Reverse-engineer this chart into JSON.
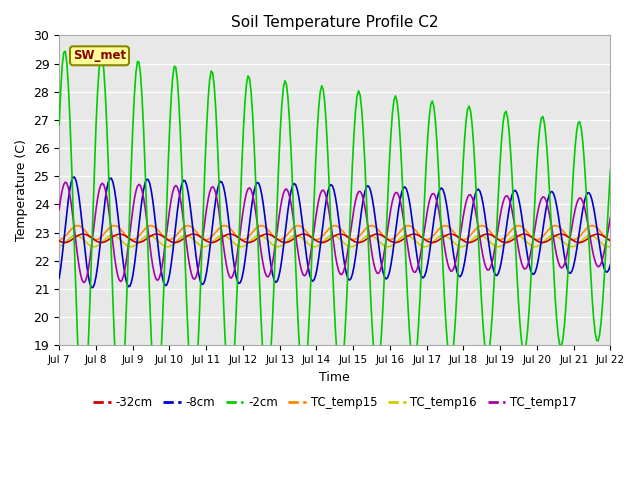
{
  "title": "Soil Temperature Profile C2",
  "xlabel": "Time",
  "ylabel": "Temperature (C)",
  "ylim": [
    19.0,
    30.0
  ],
  "yticks": [
    19.0,
    20.0,
    21.0,
    22.0,
    23.0,
    24.0,
    25.0,
    26.0,
    27.0,
    28.0,
    29.0,
    30.0
  ],
  "xtick_labels": [
    "Jul 7",
    "Jul 8",
    "Jul 9",
    "Jul 10",
    "Jul 11",
    "Jul 12",
    "Jul 13",
    "Jul 14",
    "Jul 15",
    "Jul 16",
    "Jul 17",
    "Jul 18",
    "Jul 19",
    "Jul 20",
    "Jul 21",
    "Jul 22"
  ],
  "series": {
    "-32cm": {
      "color": "#cc0000",
      "linewidth": 1.2
    },
    "-8cm": {
      "color": "#0000cc",
      "linewidth": 1.2
    },
    "-2cm": {
      "color": "#00cc00",
      "linewidth": 1.2
    },
    "TC_temp15": {
      "color": "#ff8800",
      "linewidth": 1.2
    },
    "TC_temp16": {
      "color": "#cccc00",
      "linewidth": 1.2
    },
    "TC_temp17": {
      "color": "#aa00aa",
      "linewidth": 1.2
    }
  },
  "sw_met_label": "SW_met",
  "sw_met_bg": "#ffff99",
  "sw_met_border": "#888800",
  "sw_met_text_color": "#880000",
  "fig_bg": "#ffffff",
  "plot_bg": "#e8e8e8"
}
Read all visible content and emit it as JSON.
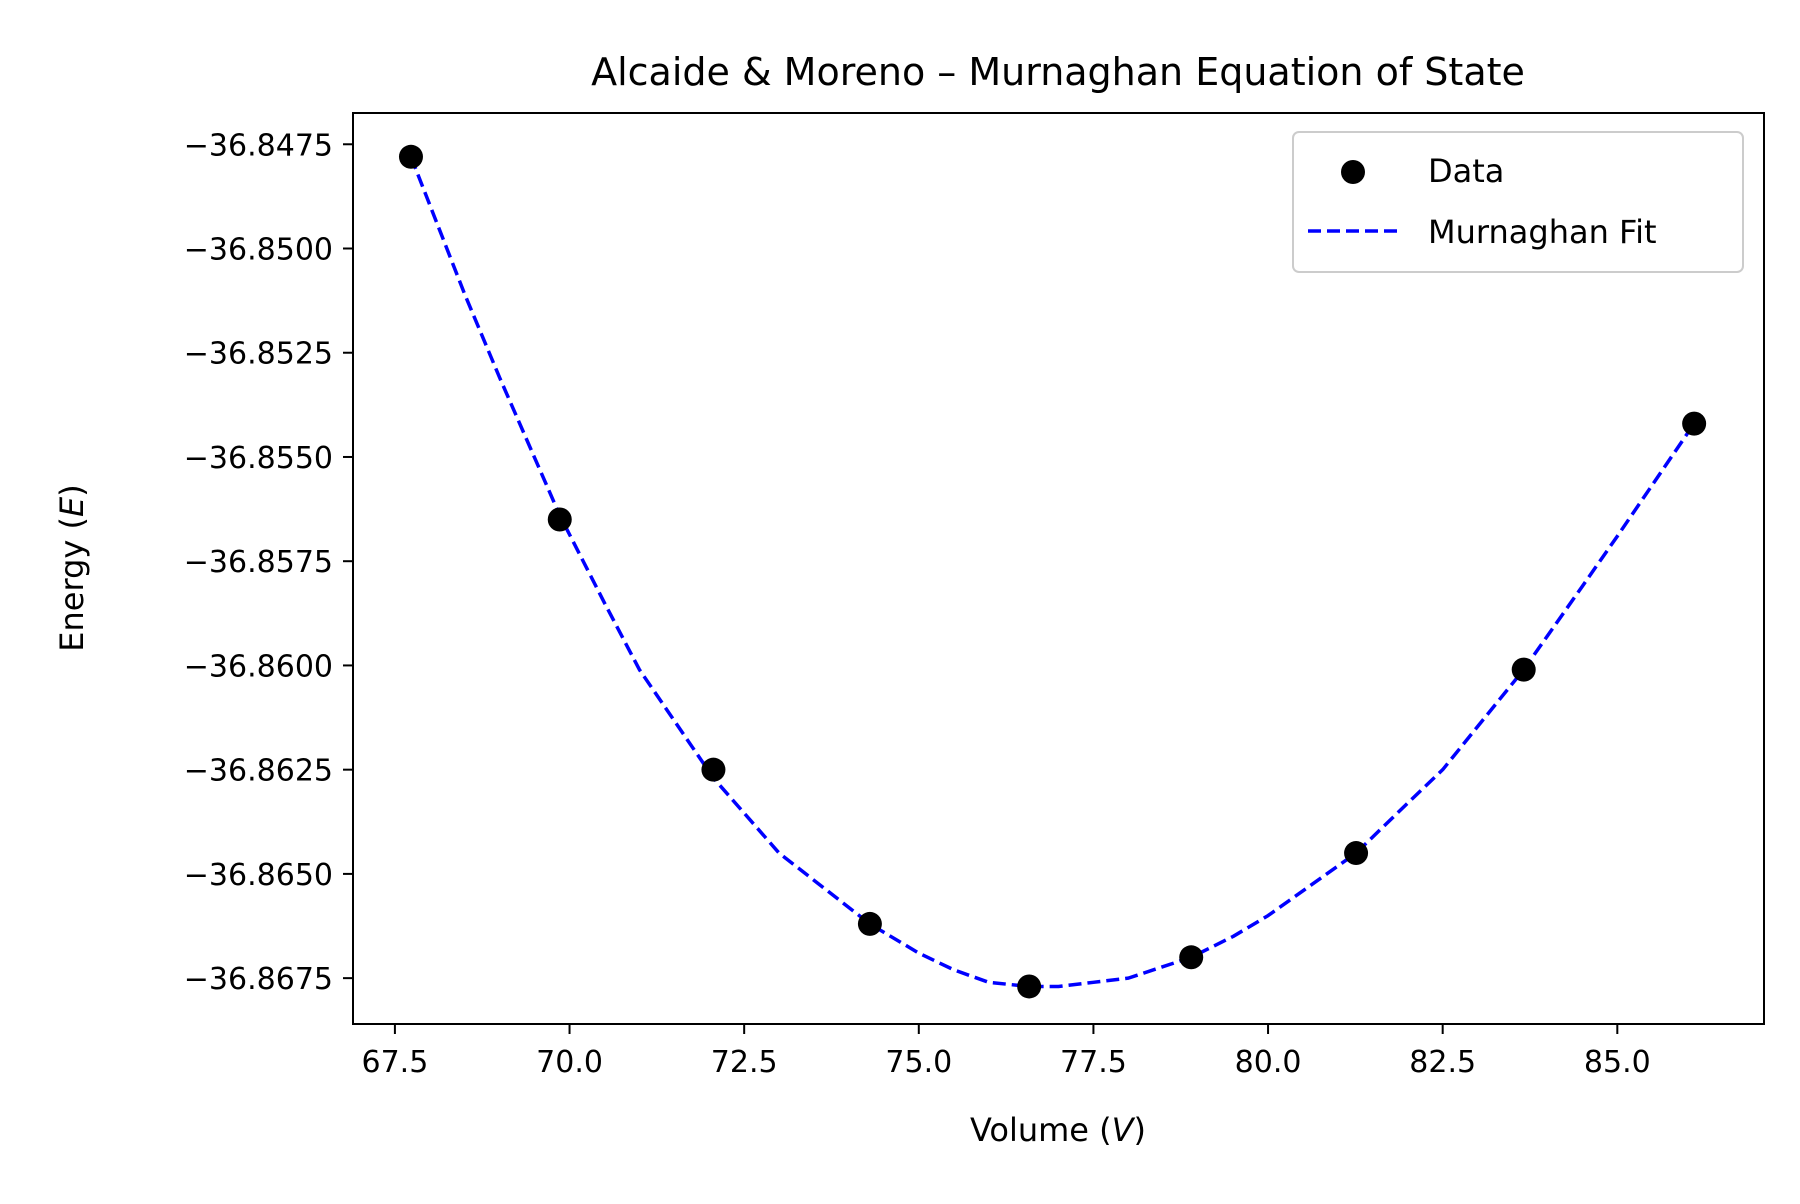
{
  "chart_data": {
    "type": "scatter",
    "title": "Alcaide & Moreno – Murnaghan Equation of State",
    "xlabel": {
      "prefix": "Volume (",
      "symbol": "V",
      "suffix": ")"
    },
    "ylabel": {
      "prefix": "Energy (",
      "symbol": "E",
      "suffix": ")"
    },
    "xlim": [
      66.9,
      87.1
    ],
    "ylim": [
      -36.8686,
      -36.84675
    ],
    "x_ticks": [
      67.5,
      70.0,
      72.5,
      75.0,
      77.5,
      80.0,
      82.5,
      85.0
    ],
    "x_tick_labels": [
      "67.5",
      "70.0",
      "72.5",
      "75.0",
      "77.5",
      "80.0",
      "82.5",
      "85.0"
    ],
    "y_ticks": [
      -36.8475,
      -36.85,
      -36.8525,
      -36.855,
      -36.8575,
      -36.86,
      -36.8625,
      -36.865,
      -36.8675
    ],
    "y_tick_labels": [
      "−36.8475",
      "−36.8500",
      "−36.8525",
      "−36.8550",
      "−36.8575",
      "−36.8600",
      "−36.8625",
      "−36.8650",
      "−36.8675"
    ],
    "grid": false,
    "legend_position": "top-right",
    "series": [
      {
        "name": "Data",
        "kind": "scatter",
        "color": "#000000",
        "x": [
          67.73,
          69.86,
          72.06,
          74.3,
          76.58,
          78.9,
          81.26,
          83.66,
          86.1
        ],
        "y": [
          -36.8478,
          -36.8565,
          -36.8625,
          -36.8662,
          -36.8677,
          -36.867,
          -36.8645,
          -36.8601,
          -36.8542
        ]
      },
      {
        "name": "Murnaghan Fit",
        "kind": "line",
        "style": "dashed",
        "color": "#0000ff",
        "x": [
          67.73,
          68.5,
          69.0,
          69.86,
          70.5,
          71.0,
          72.06,
          73.0,
          74.3,
          75.0,
          75.5,
          76.0,
          76.58,
          77.0,
          77.5,
          78.0,
          78.9,
          79.5,
          80.0,
          81.26,
          82.0,
          82.5,
          83.66,
          84.5,
          85.0,
          86.1
        ],
        "y": [
          -36.8478,
          -36.8511,
          -36.8531,
          -36.8564,
          -36.8585,
          -36.8601,
          -36.8627,
          -36.8645,
          -36.8662,
          -36.8669,
          -36.8673,
          -36.8676,
          -36.8677,
          -36.8677,
          -36.8676,
          -36.8675,
          -36.867,
          -36.8665,
          -36.866,
          -36.8645,
          -36.8633,
          -36.8625,
          -36.8601,
          -36.8581,
          -36.8569,
          -36.8542
        ]
      }
    ]
  }
}
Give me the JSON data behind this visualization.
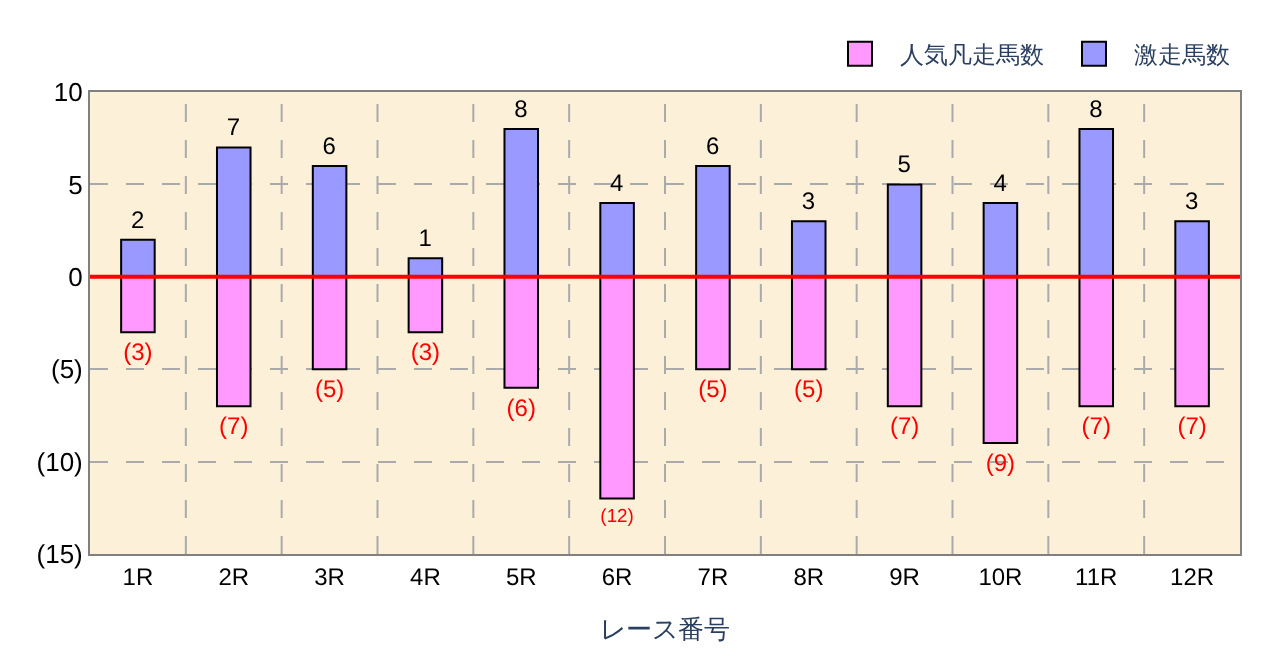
{
  "chart_data": {
    "type": "bar",
    "stacked": true,
    "xlabel": "レース番号",
    "categories": [
      "1R",
      "2R",
      "3R",
      "4R",
      "5R",
      "6R",
      "7R",
      "8R",
      "9R",
      "10R",
      "11R",
      "12R"
    ],
    "series": [
      {
        "name": "人気凡走馬数",
        "color": "#ff99ff",
        "values": [
          -3,
          -7,
          -5,
          -3,
          -6,
          -12,
          -5,
          -5,
          -7,
          -9,
          -7,
          -7
        ],
        "value_labels": [
          "(3)",
          "(7)",
          "(5)",
          "(3)",
          "(6)",
          "(12)",
          "(5)",
          "(5)",
          "(7)",
          "(9)",
          "(7)",
          "(7)"
        ]
      },
      {
        "name": "激走馬数",
        "color": "#9999ff",
        "values": [
          2,
          7,
          6,
          1,
          8,
          4,
          6,
          3,
          5,
          4,
          8,
          3
        ],
        "value_labels": [
          "2",
          "7",
          "6",
          "1",
          "8",
          "4",
          "6",
          "3",
          "5",
          "4",
          "8",
          "3"
        ]
      }
    ],
    "ylim": [
      -15,
      10
    ],
    "yticks": [
      10,
      5,
      0,
      {
        "value": -5,
        "label": "(5)"
      },
      {
        "value": -10,
        "label": "(10)"
      },
      {
        "value": -15,
        "label": "(15)"
      }
    ],
    "ref_lines": [
      {
        "axis": "y",
        "value": 0,
        "color": "#ff0000"
      }
    ],
    "grid": true,
    "legend": "top right"
  }
}
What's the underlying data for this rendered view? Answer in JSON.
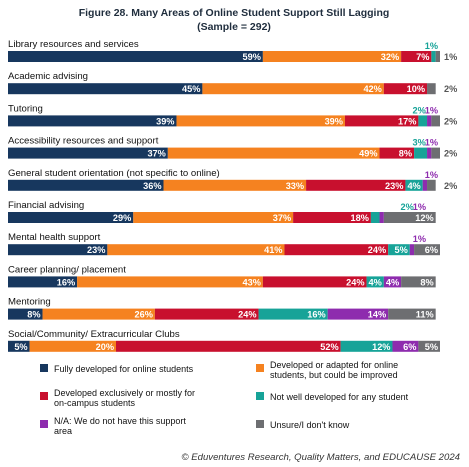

•••••

Problem requirements =>
Reproduce each entry precisely. Leave the pictures out.

Right answer =>
Reverse-engineer this chart into JSON.
{
  "title": "Soil Temperature Profile C2",
  "xlabel": "Time",
  "ylabel": "Temperature (C)",
  "ylim": [
    19.0,
    30.0
  ],
  "yticks": [
    19.0,
    20.0,
    21.0,
    22.0,
    23.0,
    24.0,
    25.0,
    26.0,
    27.0,
    28.0,
    29.0,
    30.0
  ],
  "xtick_labels": [
    "Jul 7",
    "Jul 8",
    "Jul 9",
    "Jul 10",
    "Jul 11",
    "Jul 12",
    "Jul 13",
    "Jul 14",
    "Jul 15",
    "Jul 16",
    "Jul 17",
    "Jul 18",
    "Jul 19",
    "Jul 20",
    "Jul 21",
    "Jul 22"
  ],
  "series": {
    "-32cm": {
      "color": "#cc0000",
      "linewidth": 1.2
    },
    "-8cm": {
      "color": "#0000cc",
      "linewidth": 1.2
    },
    "-2cm": {
      "color": "#00cc00",
      "linewidth": 1.2
    },
    "TC_temp15": {
      "color": "#ff8800",
      "linewidth": 1.2
    },
    "TC_temp16": {
      "color": "#cccc00",
      "linewidth": 1.2
    },
    "TC_temp17": {
      "color": "#aa00aa",
      "linewidth": 1.2
    }
  },
  "sw_met_label": "SW_met",
  "sw_met_bg": "#ffff99",
  "sw_met_border": "#888800",
  "sw_met_text_color": "#880000",
  "fig_bg": "#ffffff",
  "plot_bg": "#e8e8e8"
}
Read all visible content and emit it as JSON.
{
  "chart_data": {
    "type": "scatter",
    "title": "Alcaide & Moreno – Murnaghan Equation of State",
    "xlabel": {
      "prefix": "Volume (",
      "symbol": "V",
      "suffix": ")"
    },
    "ylabel": {
      "prefix": "Energy (",
      "symbol": "E",
      "suffix": ")"
    },
    "xlim": [
      66.9,
      87.1
    ],
    "ylim": [
      -36.8686,
      -36.84675
    ],
    "x_ticks": [
      67.5,
      70.0,
      72.5,
      75.0,
      77.5,
      80.0,
      82.5,
      85.0
    ],
    "x_tick_labels": [
      "67.5",
      "70.0",
      "72.5",
      "75.0",
      "77.5",
      "80.0",
      "82.5",
      "85.0"
    ],
    "y_ticks": [
      -36.8475,
      -36.85,
      -36.8525,
      -36.855,
      -36.8575,
      -36.86,
      -36.8625,
      -36.865,
      -36.8675
    ],
    "y_tick_labels": [
      "−36.8475",
      "−36.8500",
      "−36.8525",
      "−36.8550",
      "−36.8575",
      "−36.8600",
      "−36.8625",
      "−36.8650",
      "−36.8675"
    ],
    "grid": false,
    "legend_position": "top-right",
    "series": [
      {
        "name": "Data",
        "kind": "scatter",
        "color": "#000000",
        "x": [
          67.73,
          69.86,
          72.06,
          74.3,
          76.58,
          78.9,
          81.26,
          83.66,
          86.1
        ],
        "y": [
          -36.8478,
          -36.8565,
          -36.8625,
          -36.8662,
          -36.8677,
          -36.867,
          -36.8645,
          -36.8601,
          -36.8542
        ]
      },
      {
        "name": "Murnaghan Fit",
        "kind": "line",
        "style": "dashed",
        "color": "#0000ff",
        "x": [
          67.73,
          68.5,
          69.0,
          69.86,
          70.5,
          71.0,
          72.06,
          73.0,
          74.3,
          75.0,
          75.5,
          76.0,
          76.58,
          77.0,
          77.5,
          78.0,
          78.9,
          79.5,
          80.0,
          81.26,
          82.0,
          82.5,
          83.66,
          84.5,
          85.0,
          86.1
        ],
        "y": [
          -36.8478,
          -36.8511,
          -36.8531,
          -36.8564,
          -36.8585,
          -36.8601,
          -36.8627,
          -36.8645,
          -36.8662,
          -36.8669,
          -36.8673,
          -36.8676,
          -36.8677,
          -36.8677,
          -36.8676,
          -36.8675,
          -36.867,
          -36.8665,
          -36.866,
          -36.8645,
          -36.8633,
          -36.8625,
          -36.8601,
          -36.8581,
          -36.8569,
          -36.8542
        ]
      }
    ]
  }
}
Give me the JSON data behind this visualization.
{
  "chart_data": {
    "type": "bar",
    "stacked": true,
    "xlabel": "レース番号",
    "categories": [
      "1R",
      "2R",
      "3R",
      "4R",
      "5R",
      "6R",
      "7R",
      "8R",
      "9R",
      "10R",
      "11R",
      "12R"
    ],
    "series": [
      {
        "name": "人気凡走馬数",
        "color": "#ff99ff",
        "values": [
          -3,
          -7,
          -5,
          -3,
          -6,
          -12,
          -5,
          -5,
          -7,
          -9,
          -7,
          -7
        ],
        "value_labels": [
          "(3)",
          "(7)",
          "(5)",
          "(3)",
          "(6)",
          "(12)",
          "(5)",
          "(5)",
          "(7)",
          "(9)",
          "(7)",
          "(7)"
        ]
      },
      {
        "name": "激走馬数",
        "color": "#9999ff",
        "values": [
          2,
          7,
          6,
          1,
          8,
          4,
          6,
          3,
          5,
          4,
          8,
          3
        ],
        "value_labels": [
          "2",
          "7",
          "6",
          "1",
          "8",
          "4",
          "6",
          "3",
          "5",
          "4",
          "8",
          "3"
        ]
      }
    ],
    "ylim": [
      -15,
      10
    ],
    "yticks": [
      10,
      5,
      0,
      {
        "value": -5,
        "label": "(5)"
      },
      {
        "value": -10,
        "label": "(10)"
      },
      {
        "value": -15,
        "label": "(15)"
      }
    ],
    "ref_lines": [
      {
        "axis": "y",
        "value": 0,
        "color": "#ff0000"
      }
    ],
    "grid": true,
    "legend": "top right"
  }
}
What's the underlying data for this rendered view? Answer in JSON.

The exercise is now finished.